▶ _The task_
Below is a block of records; reproduce all of them exactly and leave out any pictures.
===
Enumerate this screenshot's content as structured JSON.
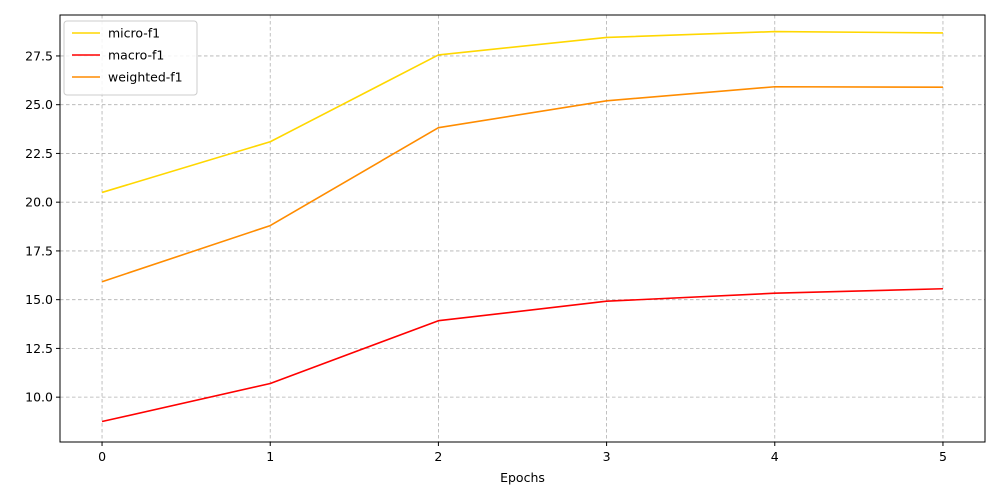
{
  "chart_data": {
    "type": "line",
    "title": "",
    "xlabel": "Epochs",
    "ylabel": "",
    "x": [
      0,
      1,
      2,
      3,
      4,
      5
    ],
    "x_ticks": [
      "0",
      "1",
      "2",
      "3",
      "4",
      "5"
    ],
    "y_ticks": [
      "10.0",
      "12.5",
      "15.0",
      "17.5",
      "20.0",
      "22.5",
      "25.0",
      "27.5"
    ],
    "y_tick_values": [
      10.0,
      12.5,
      15.0,
      17.5,
      20.0,
      22.5,
      25.0,
      27.5
    ],
    "xlim": [
      -0.25,
      5.25
    ],
    "ylim": [
      7.7,
      29.6
    ],
    "grid": true,
    "legend_position": "top-left",
    "series": [
      {
        "name": "micro-f1",
        "color": "#FFD700",
        "values": [
          20.5,
          23.1,
          27.55,
          28.45,
          28.75,
          28.68
        ]
      },
      {
        "name": "macro-f1",
        "color": "#FF0000",
        "values": [
          8.75,
          10.7,
          13.92,
          14.92,
          15.33,
          15.56
        ]
      },
      {
        "name": "weighted-f1",
        "color": "#FF8C00",
        "values": [
          15.92,
          18.8,
          23.82,
          25.2,
          25.92,
          25.9
        ]
      }
    ]
  }
}
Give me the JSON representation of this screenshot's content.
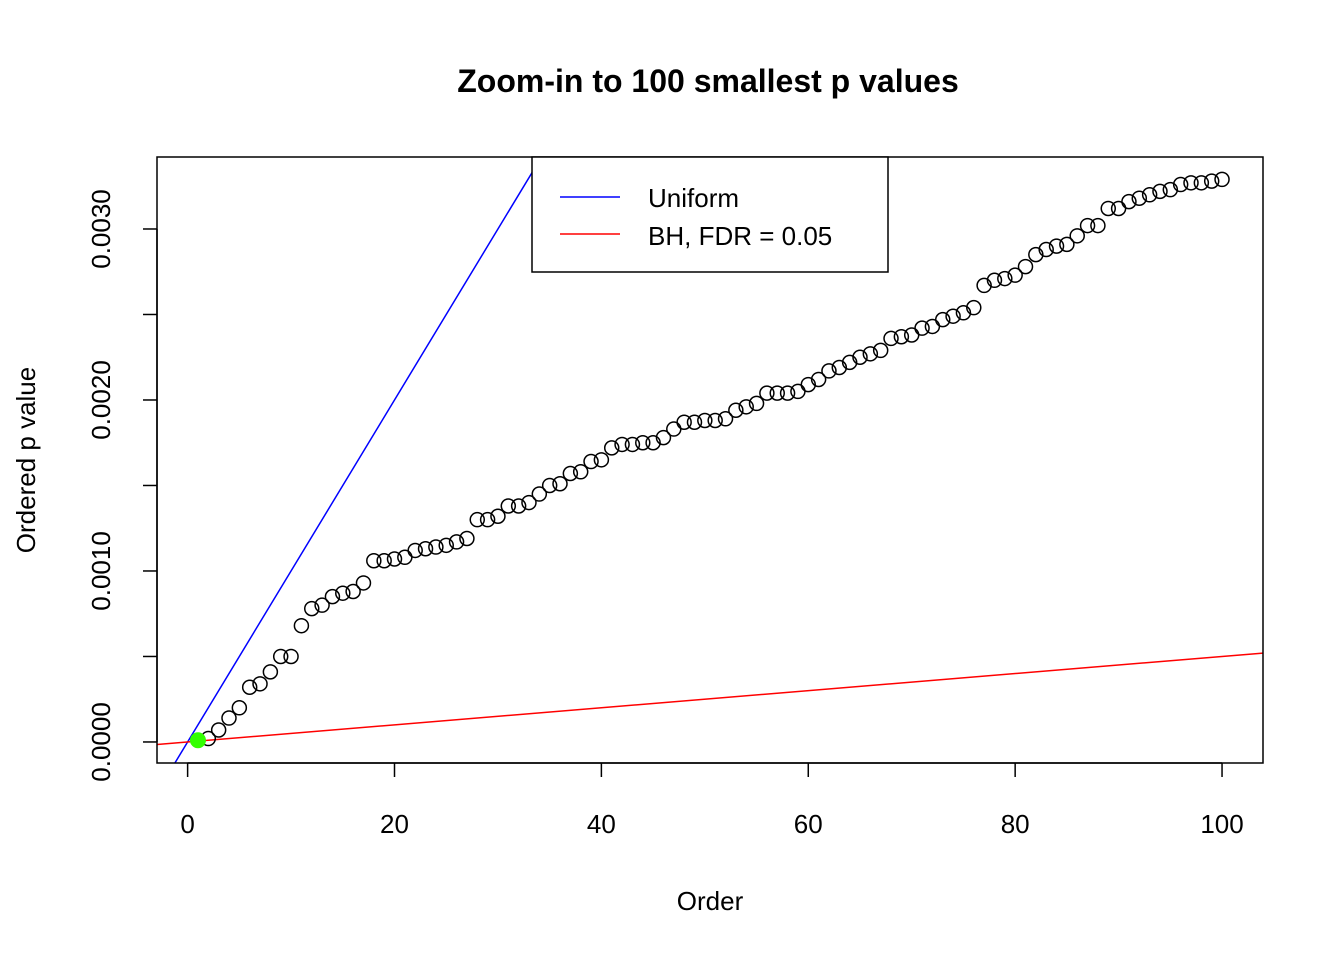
{
  "chart_data": {
    "type": "scatter",
    "title": "Zoom-in to 100 smallest p values",
    "xlabel": "Order",
    "ylabel": "Ordered p value",
    "xlim": [
      -2.96,
      103.96
    ],
    "ylim": [
      -0.000123,
      0.003421
    ],
    "x_ticks": [
      0,
      20,
      40,
      60,
      80,
      100
    ],
    "x_tick_labels": [
      "0",
      "20",
      "40",
      "60",
      "80",
      "100"
    ],
    "y_ticks": [
      0,
      0.0005,
      0.001,
      0.0015,
      0.002,
      0.0025,
      0.003
    ],
    "y_tick_labels": [
      "0.0000",
      "",
      "0.0010",
      "",
      "0.0020",
      "",
      "0.0030"
    ],
    "grid": false,
    "legend": {
      "placement": "top-center",
      "entries": [
        {
          "label": "Uniform",
          "color": "#0000ff"
        },
        {
          "label": "BH, FDR = 0.05",
          "color": "#ff0000"
        }
      ]
    },
    "lines": [
      {
        "name": "Uniform",
        "intercept": 0,
        "slope": 0.0001,
        "color": "#0000ff"
      },
      {
        "name": "BH, FDR = 0.05",
        "intercept": 0,
        "slope": 5e-06,
        "color": "#ff0000"
      }
    ],
    "highlighted_points": [
      {
        "x": 1,
        "color": "#33ff00"
      }
    ],
    "x": [
      1,
      2,
      3,
      4,
      5,
      6,
      7,
      8,
      9,
      10,
      11,
      12,
      13,
      14,
      15,
      16,
      17,
      18,
      19,
      20,
      21,
      22,
      23,
      24,
      25,
      26,
      27,
      28,
      29,
      30,
      31,
      32,
      33,
      34,
      35,
      36,
      37,
      38,
      39,
      40,
      41,
      42,
      43,
      44,
      45,
      46,
      47,
      48,
      49,
      50,
      51,
      52,
      53,
      54,
      55,
      56,
      57,
      58,
      59,
      60,
      61,
      62,
      63,
      64,
      65,
      66,
      67,
      68,
      69,
      70,
      71,
      72,
      73,
      74,
      75,
      76,
      77,
      78,
      79,
      80,
      81,
      82,
      83,
      84,
      85,
      86,
      87,
      88,
      89,
      90,
      91,
      92,
      93,
      94,
      95,
      96,
      97,
      98,
      99,
      100
    ],
    "y": [
      1e-05,
      2e-05,
      7e-05,
      0.00014,
      0.0002,
      0.00032,
      0.00034,
      0.00041,
      0.0005,
      0.0005,
      0.00068,
      0.00078,
      0.0008,
      0.00085,
      0.00087,
      0.00088,
      0.00093,
      0.00106,
      0.00106,
      0.00107,
      0.00108,
      0.00112,
      0.00113,
      0.00114,
      0.00115,
      0.00117,
      0.00119,
      0.0013,
      0.0013,
      0.00132,
      0.00138,
      0.00138,
      0.0014,
      0.00145,
      0.0015,
      0.00151,
      0.00157,
      0.00158,
      0.00164,
      0.00165,
      0.00172,
      0.00174,
      0.00174,
      0.00175,
      0.00175,
      0.00178,
      0.00183,
      0.00187,
      0.00187,
      0.00188,
      0.00188,
      0.00189,
      0.00194,
      0.00196,
      0.00198,
      0.00204,
      0.00204,
      0.00204,
      0.00205,
      0.00209,
      0.00212,
      0.00217,
      0.00219,
      0.00222,
      0.00225,
      0.00227,
      0.00229,
      0.00236,
      0.00237,
      0.00238,
      0.00242,
      0.00243,
      0.00247,
      0.00249,
      0.00251,
      0.00254,
      0.00267,
      0.0027,
      0.00271,
      0.00273,
      0.00278,
      0.00285,
      0.00288,
      0.0029,
      0.00291,
      0.00296,
      0.00302,
      0.00302,
      0.00312,
      0.00312,
      0.00316,
      0.00318,
      0.0032,
      0.00322,
      0.00323,
      0.00326,
      0.00327,
      0.00327,
      0.00328,
      0.00329
    ]
  }
}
===
▶ _Written solution_
Enumerate this screenshot's content as structured JSON.
{
  "chart_data": {
    "type": "line",
    "title": "",
    "xlabel": "Epochs",
    "ylabel": "",
    "x": [
      0,
      1,
      2,
      3,
      4,
      5
    ],
    "x_ticks": [
      "0",
      "1",
      "2",
      "3",
      "4",
      "5"
    ],
    "y_ticks": [
      "10.0",
      "12.5",
      "15.0",
      "17.5",
      "20.0",
      "22.5",
      "25.0",
      "27.5"
    ],
    "y_tick_values": [
      10.0,
      12.5,
      15.0,
      17.5,
      20.0,
      22.5,
      25.0,
      27.5
    ],
    "xlim": [
      -0.25,
      5.25
    ],
    "ylim": [
      7.7,
      29.6
    ],
    "grid": true,
    "legend_position": "top-left",
    "series": [
      {
        "name": "micro-f1",
        "color": "#FFD700",
        "values": [
          20.5,
          23.1,
          27.55,
          28.45,
          28.75,
          28.68
        ]
      },
      {
        "name": "macro-f1",
        "color": "#FF0000",
        "values": [
          8.75,
          10.7,
          13.92,
          14.92,
          15.33,
          15.56
        ]
      },
      {
        "name": "weighted-f1",
        "color": "#FF8C00",
        "values": [
          15.92,
          18.8,
          23.82,
          25.2,
          25.92,
          25.9
        ]
      }
    ]
  }
}
Give me the JSON representation of this screenshot's content.
{
  "chart_data": {
    "type": "scatter",
    "title": "Zoom-in to 100 smallest p values",
    "xlabel": "Order",
    "ylabel": "Ordered p value",
    "xlim": [
      -2.96,
      103.96
    ],
    "ylim": [
      -0.000123,
      0.003421
    ],
    "x_ticks": [
      0,
      20,
      40,
      60,
      80,
      100
    ],
    "x_tick_labels": [
      "0",
      "20",
      "40",
      "60",
      "80",
      "100"
    ],
    "y_ticks": [
      0,
      0.0005,
      0.001,
      0.0015,
      0.002,
      0.0025,
      0.003
    ],
    "y_tick_labels": [
      "0.0000",
      "",
      "0.0010",
      "",
      "0.0020",
      "",
      "0.0030"
    ],
    "grid": false,
    "legend": {
      "placement": "top-center",
      "entries": [
        {
          "label": "Uniform",
          "color": "#0000ff"
        },
        {
          "label": "BH, FDR = 0.05",
          "color": "#ff0000"
        }
      ]
    },
    "lines": [
      {
        "name": "Uniform",
        "intercept": 0,
        "slope": 0.0001,
        "color": "#0000ff"
      },
      {
        "name": "BH, FDR = 0.05",
        "intercept": 0,
        "slope": 5e-06,
        "color": "#ff0000"
      }
    ],
    "highlighted_points": [
      {
        "x": 1,
        "color": "#33ff00"
      }
    ],
    "x": [
      1,
      2,
      3,
      4,
      5,
      6,
      7,
      8,
      9,
      10,
      11,
      12,
      13,
      14,
      15,
      16,
      17,
      18,
      19,
      20,
      21,
      22,
      23,
      24,
      25,
      26,
      27,
      28,
      29,
      30,
      31,
      32,
      33,
      34,
      35,
      36,
      37,
      38,
      39,
      40,
      41,
      42,
      43,
      44,
      45,
      46,
      47,
      48,
      49,
      50,
      51,
      52,
      53,
      54,
      55,
      56,
      57,
      58,
      59,
      60,
      61,
      62,
      63,
      64,
      65,
      66,
      67,
      68,
      69,
      70,
      71,
      72,
      73,
      74,
      75,
      76,
      77,
      78,
      79,
      80,
      81,
      82,
      83,
      84,
      85,
      86,
      87,
      88,
      89,
      90,
      91,
      92,
      93,
      94,
      95,
      96,
      97,
      98,
      99,
      100
    ],
    "y": [
      1e-05,
      2e-05,
      7e-05,
      0.00014,
      0.0002,
      0.00032,
      0.00034,
      0.00041,
      0.0005,
      0.0005,
      0.00068,
      0.00078,
      0.0008,
      0.00085,
      0.00087,
      0.00088,
      0.00093,
      0.00106,
      0.00106,
      0.00107,
      0.00108,
      0.00112,
      0.00113,
      0.00114,
      0.00115,
      0.00117,
      0.00119,
      0.0013,
      0.0013,
      0.00132,
      0.00138,
      0.00138,
      0.0014,
      0.00145,
      0.0015,
      0.00151,
      0.00157,
      0.00158,
      0.00164,
      0.00165,
      0.00172,
      0.00174,
      0.00174,
      0.00175,
      0.00175,
      0.00178,
      0.00183,
      0.00187,
      0.00187,
      0.00188,
      0.00188,
      0.00189,
      0.00194,
      0.00196,
      0.00198,
      0.00204,
      0.00204,
      0.00204,
      0.00205,
      0.00209,
      0.00212,
      0.00217,
      0.00219,
      0.00222,
      0.00225,
      0.00227,
      0.00229,
      0.00236,
      0.00237,
      0.00238,
      0.00242,
      0.00243,
      0.00247,
      0.00249,
      0.00251,
      0.00254,
      0.00267,
      0.0027,
      0.00271,
      0.00273,
      0.00278,
      0.00285,
      0.00288,
      0.0029,
      0.00291,
      0.00296,
      0.00302,
      0.00302,
      0.00312,
      0.00312,
      0.00316,
      0.00318,
      0.0032,
      0.00322,
      0.00323,
      0.00326,
      0.00327,
      0.00327,
      0.00328,
      0.00329
    ]
  }
}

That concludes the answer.